=== Work instructions ===
Please print the full listing exactly.

______

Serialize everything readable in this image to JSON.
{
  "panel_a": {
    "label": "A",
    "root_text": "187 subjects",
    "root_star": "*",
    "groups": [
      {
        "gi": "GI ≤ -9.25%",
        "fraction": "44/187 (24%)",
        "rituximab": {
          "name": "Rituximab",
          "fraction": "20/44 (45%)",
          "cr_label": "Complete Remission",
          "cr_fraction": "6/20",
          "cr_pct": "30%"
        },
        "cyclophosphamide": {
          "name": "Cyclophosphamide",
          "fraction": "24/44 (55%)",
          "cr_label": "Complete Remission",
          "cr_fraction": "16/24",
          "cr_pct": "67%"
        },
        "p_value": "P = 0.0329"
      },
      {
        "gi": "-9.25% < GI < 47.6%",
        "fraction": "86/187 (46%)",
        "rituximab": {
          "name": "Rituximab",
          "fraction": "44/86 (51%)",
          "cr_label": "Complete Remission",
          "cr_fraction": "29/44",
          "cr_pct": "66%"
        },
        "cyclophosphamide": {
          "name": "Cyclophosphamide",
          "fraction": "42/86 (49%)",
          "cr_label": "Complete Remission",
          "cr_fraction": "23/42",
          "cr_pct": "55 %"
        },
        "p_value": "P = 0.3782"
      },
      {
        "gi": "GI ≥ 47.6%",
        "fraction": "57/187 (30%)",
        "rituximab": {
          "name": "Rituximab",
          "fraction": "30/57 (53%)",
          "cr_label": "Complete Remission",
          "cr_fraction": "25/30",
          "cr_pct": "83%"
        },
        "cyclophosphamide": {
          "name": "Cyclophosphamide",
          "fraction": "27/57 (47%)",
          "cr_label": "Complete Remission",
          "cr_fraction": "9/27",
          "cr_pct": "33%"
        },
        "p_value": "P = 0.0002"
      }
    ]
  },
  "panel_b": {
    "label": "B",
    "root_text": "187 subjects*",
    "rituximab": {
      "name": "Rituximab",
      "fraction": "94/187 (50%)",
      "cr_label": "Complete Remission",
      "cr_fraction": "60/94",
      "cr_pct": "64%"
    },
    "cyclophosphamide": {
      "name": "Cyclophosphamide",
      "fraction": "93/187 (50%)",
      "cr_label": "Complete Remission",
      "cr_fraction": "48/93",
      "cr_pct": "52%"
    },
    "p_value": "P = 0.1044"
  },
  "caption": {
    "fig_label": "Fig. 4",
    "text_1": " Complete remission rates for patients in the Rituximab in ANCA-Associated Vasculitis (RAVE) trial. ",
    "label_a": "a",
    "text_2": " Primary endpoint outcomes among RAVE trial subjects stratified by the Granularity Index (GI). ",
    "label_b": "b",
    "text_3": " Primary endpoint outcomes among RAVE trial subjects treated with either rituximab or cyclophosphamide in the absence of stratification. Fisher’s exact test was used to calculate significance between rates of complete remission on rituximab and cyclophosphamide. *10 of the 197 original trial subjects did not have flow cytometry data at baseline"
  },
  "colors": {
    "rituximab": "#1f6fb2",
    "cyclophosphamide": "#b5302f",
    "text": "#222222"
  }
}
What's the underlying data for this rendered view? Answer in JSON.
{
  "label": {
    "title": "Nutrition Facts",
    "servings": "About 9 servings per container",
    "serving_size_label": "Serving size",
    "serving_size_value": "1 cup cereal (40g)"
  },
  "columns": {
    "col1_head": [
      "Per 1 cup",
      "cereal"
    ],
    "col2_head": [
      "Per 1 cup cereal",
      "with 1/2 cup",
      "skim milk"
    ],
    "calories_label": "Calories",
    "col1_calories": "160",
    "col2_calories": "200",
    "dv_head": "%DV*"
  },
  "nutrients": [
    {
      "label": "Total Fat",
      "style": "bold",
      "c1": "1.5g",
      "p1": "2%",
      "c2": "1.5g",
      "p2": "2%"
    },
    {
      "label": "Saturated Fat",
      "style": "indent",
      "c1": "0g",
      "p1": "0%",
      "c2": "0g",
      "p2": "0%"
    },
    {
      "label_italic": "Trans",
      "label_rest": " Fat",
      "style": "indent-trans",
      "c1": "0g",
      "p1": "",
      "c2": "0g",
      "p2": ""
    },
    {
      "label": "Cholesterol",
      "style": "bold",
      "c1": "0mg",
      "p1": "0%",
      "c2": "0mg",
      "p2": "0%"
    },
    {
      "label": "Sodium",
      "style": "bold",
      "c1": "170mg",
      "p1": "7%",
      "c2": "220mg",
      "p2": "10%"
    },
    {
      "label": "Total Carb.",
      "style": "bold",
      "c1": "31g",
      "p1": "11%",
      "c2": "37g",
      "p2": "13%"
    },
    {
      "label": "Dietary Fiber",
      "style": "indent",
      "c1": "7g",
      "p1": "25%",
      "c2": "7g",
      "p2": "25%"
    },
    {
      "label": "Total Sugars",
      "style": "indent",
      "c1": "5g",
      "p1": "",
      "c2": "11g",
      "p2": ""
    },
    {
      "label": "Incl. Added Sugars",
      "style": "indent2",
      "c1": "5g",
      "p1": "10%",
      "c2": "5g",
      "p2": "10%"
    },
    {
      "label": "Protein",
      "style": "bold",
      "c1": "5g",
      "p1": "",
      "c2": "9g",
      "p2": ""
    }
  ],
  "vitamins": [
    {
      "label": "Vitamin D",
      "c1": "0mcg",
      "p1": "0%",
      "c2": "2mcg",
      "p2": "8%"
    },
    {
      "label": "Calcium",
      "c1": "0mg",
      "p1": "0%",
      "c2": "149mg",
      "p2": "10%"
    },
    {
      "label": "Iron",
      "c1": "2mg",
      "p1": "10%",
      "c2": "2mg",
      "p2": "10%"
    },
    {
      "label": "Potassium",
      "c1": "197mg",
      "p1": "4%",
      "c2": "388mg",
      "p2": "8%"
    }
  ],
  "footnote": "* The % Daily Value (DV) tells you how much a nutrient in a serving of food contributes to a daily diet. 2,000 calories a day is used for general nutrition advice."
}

______

=== Task response ===
Serialize everything readable in this image to JSON.
{
  "panel_a": {
    "label": "A",
    "root_text": "187 subjects",
    "root_star": "*",
    "groups": [
      {
        "gi": "GI ≤ -9.25%",
        "fraction": "44/187 (24%)",
        "rituximab": {
          "name": "Rituximab",
          "fraction": "20/44 (45%)",
          "cr_label": "Complete Remission",
          "cr_fraction": "6/20",
          "cr_pct": "30%"
        },
        "cyclophosphamide": {
          "name": "Cyclophosphamide",
          "fraction": "24/44 (55%)",
          "cr_label": "Complete Remission",
          "cr_fraction": "16/24",
          "cr_pct": "67%"
        },
        "p_value": "P = 0.0329"
      },
      {
        "gi": "-9.25% < GI < 47.6%",
        "fraction": "86/187 (46%)",
        "rituximab": {
          "name": "Rituximab",
          "fraction": "44/86 (51%)",
          "cr_label": "Complete Remission",
          "cr_fraction": "29/44",
          "cr_pct": "66%"
        },
        "cyclophosphamide": {
          "name": "Cyclophosphamide",
          "fraction": "42/86 (49%)",
          "cr_label": "Complete Remission",
          "cr_fraction": "23/42",
          "cr_pct": "55 %"
        },
        "p_value": "P = 0.3782"
      },
      {
        "gi": "GI ≥ 47.6%",
        "fraction": "57/187 (30%)",
        "rituximab": {
          "name": "Rituximab",
          "fraction": "30/57 (53%)",
          "cr_label": "Complete Remission",
          "cr_fraction": "25/30",
          "cr_pct": "83%"
        },
        "cyclophosphamide": {
          "name": "Cyclophosphamide",
          "fraction": "27/57 (47%)",
          "cr_label": "Complete Remission",
          "cr_fraction": "9/27",
          "cr_pct": "33%"
        },
        "p_value": "P = 0.0002"
      }
    ]
  },
  "panel_b": {
    "label": "B",
    "root_text": "187 subjects*",
    "rituximab": {
      "name": "Rituximab",
      "fraction": "94/187 (50%)",
      "cr_label": "Complete Remission",
      "cr_fraction": "60/94",
      "cr_pct": "64%"
    },
    "cyclophosphamide": {
      "name": "Cyclophosphamide",
      "fraction": "93/187 (50%)",
      "cr_label": "Complete Remission",
      "cr_fraction": "48/93",
      "cr_pct": "52%"
    },
    "p_value": "P = 0.1044"
  },
  "caption": {
    "fig_label": "Fig. 4",
    "text_1": " Complete remission rates for patients in the Rituximab in ANCA-Associated Vasculitis (RAVE) trial. ",
    "label_a": "a",
    "text_2": " Primary endpoint outcomes among RAVE trial subjects stratified by the Granularity Index (GI). ",
    "label_b": "b",
    "text_3": " Primary endpoint outcomes among RAVE trial subjects treated with either rituximab or cyclophosphamide in the absence of stratification. Fisher’s exact test was used to calculate significance between rates of complete remission on rituximab and cyclophosphamide. *10 of the 197 original trial subjects did not have flow cytometry data at baseline"
  },
  "colors": {
    "rituximab": "#1f6fb2",
    "cyclophosphamide": "#b5302f",
    "text": "#222222"
  }
}
What's the underlying data for this rendered view? Answer in JSON.
{
  "label": {
    "title": "Nutrition Facts",
    "servings": "About 9 servings per container",
    "serving_size_label": "Serving size",
    "serving_size_value": "1 cup cereal (40g)"
  },
  "columns": {
    "col1_head": [
      "Per 1 cup",
      "cereal"
    ],
    "col2_head": [
      "Per 1 cup cereal",
      "with 1/2 cup",
      "skim milk"
    ],
    "calories_label": "Calories",
    "col1_calories": "160",
    "col2_calories": "200",
    "dv_head": "%DV*"
  },
  "nutrients": [
    {
      "label": "Total Fat",
      "style": "bold",
      "c1": "1.5g",
      "p1": "2%",
      "c2": "1.5g",
      "p2": "2%"
    },
    {
      "label": "Saturated Fat",
      "style": "indent",
      "c1": "0g",
      "p1": "0%",
      "c2": "0g",
      "p2": "0%"
    },
    {
      "label_italic": "Trans",
      "label_rest": " Fat",
      "style": "indent-trans",
      "c1": "0g",
      "p1": "",
      "c2": "0g",
      "p2": ""
    },
    {
      "label": "Cholesterol",
      "style": "bold",
      "c1": "0mg",
      "p1": "0%",
      "c2": "0mg",
      "p2": "0%"
    },
    {
      "label": "Sodium",
      "style": "bold",
      "c1": "170mg",
      "p1": "7%",
      "c2": "220mg",
      "p2": "10%"
    },
    {
      "label": "Total Carb.",
      "style": "bold",
      "c1": "31g",
      "p1": "11%",
      "c2": "37g",
      "p2": "13%"
    },
    {
      "label": "Dietary Fiber",
      "style": "indent",
      "c1": "7g",
      "p1": "25%",
      "c2": "7g",
      "p2": "25%"
    },
    {
      "label": "Total Sugars",
      "style": "indent",
      "c1": "5g",
      "p1": "",
      "c2": "11g",
      "p2": ""
    },
    {
      "label": "Incl. Added Sugars",
      "style": "indent2",
      "c1": "5g",
      "p1": "10%",
      "c2": "5g",
      "p2": "10%"
    },
    {
      "label": "Protein",
      "style": "bold",
      "c1": "5g",
      "p1": "",
      "c2": "9g",
      "p2": ""
    }
  ],
  "vitamins": [
    {
      "label": "Vitamin D",
      "c1": "0mcg",
      "p1": "0%",
      "c2": "2mcg",
      "p2": "8%"
    },
    {
      "label": "Calcium",
      "c1": "0mg",
      "p1": "0%",
      "c2": "149mg",
      "p2": "10%"
    },
    {
      "label": "Iron",
      "c1": "2mg",
      "p1": "10%",
      "c2": "2mg",
      "p2": "10%"
    },
    {
      "label": "Potassium",
      "c1": "197mg",
      "p1": "4%",
      "c2": "388mg",
      "p2": "8%"
    }
  ],
  "footnote": "* The % Daily Value (DV) tells you how much a nutrient in a serving of food contributes to a daily diet. 2,000 calories a day is used for general nutrition advice."
}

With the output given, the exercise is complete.